Objective - Output the data below in full, byte for byte. Nothing may differ.

Supplied records -
-- start --
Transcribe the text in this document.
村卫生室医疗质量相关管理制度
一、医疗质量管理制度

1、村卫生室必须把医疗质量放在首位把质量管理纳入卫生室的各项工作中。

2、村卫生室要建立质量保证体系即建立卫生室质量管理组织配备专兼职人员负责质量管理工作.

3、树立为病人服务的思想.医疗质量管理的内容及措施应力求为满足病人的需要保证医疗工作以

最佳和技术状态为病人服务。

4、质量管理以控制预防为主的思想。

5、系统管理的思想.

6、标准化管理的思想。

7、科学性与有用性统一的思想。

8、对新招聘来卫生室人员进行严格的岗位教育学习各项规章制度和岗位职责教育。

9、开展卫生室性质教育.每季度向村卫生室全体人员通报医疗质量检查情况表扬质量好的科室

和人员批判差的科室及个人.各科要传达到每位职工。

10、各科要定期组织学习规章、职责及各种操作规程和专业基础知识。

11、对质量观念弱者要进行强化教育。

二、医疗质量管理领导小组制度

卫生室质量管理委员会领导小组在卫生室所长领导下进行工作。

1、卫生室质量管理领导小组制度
-- end --
Full output -
Transcribe the text in this document.
村卫生室医疗质量相关管理制度
一、医疗质量管理制度

1、村卫生室必须把医疗质量放在首位把质量管理纳入卫生室的各项工作中。

2、村卫生室要建立质量保证体系即建立卫生室质量管理组织配备专兼职人员负责质量管理工作.

3、树立为病人服务的思想.医疗质量管理的内容及措施应力求为满足病人的需要保证医疗工作以

最佳和技术状态为病人服务。

4、质量管理以控制预防为主的思想。

5、系统管理的思想.

6、标准化管理的思想。

7、科学性与有用性统一的思想。

8、对新招聘来卫生室人员进行严格的岗位教育学习各项规章制度和岗位职责教育。

9、开展卫生室性质教育.每季度向村卫生室全体人员通报医疗质量检查情况表扬质量好的科室

和人员批判差的科室及个人.各科要传达到每位职工。

10、各科要定期组织学习规章、职责及各种操作规程和专业基础知识。

11、对质量观念弱者要进行强化教育。

二、医疗质量管理领导小组制度

卫生室质量管理委员会领导小组在卫生室所长领导下进行工作。

1、卫生室质量管理领导小组制度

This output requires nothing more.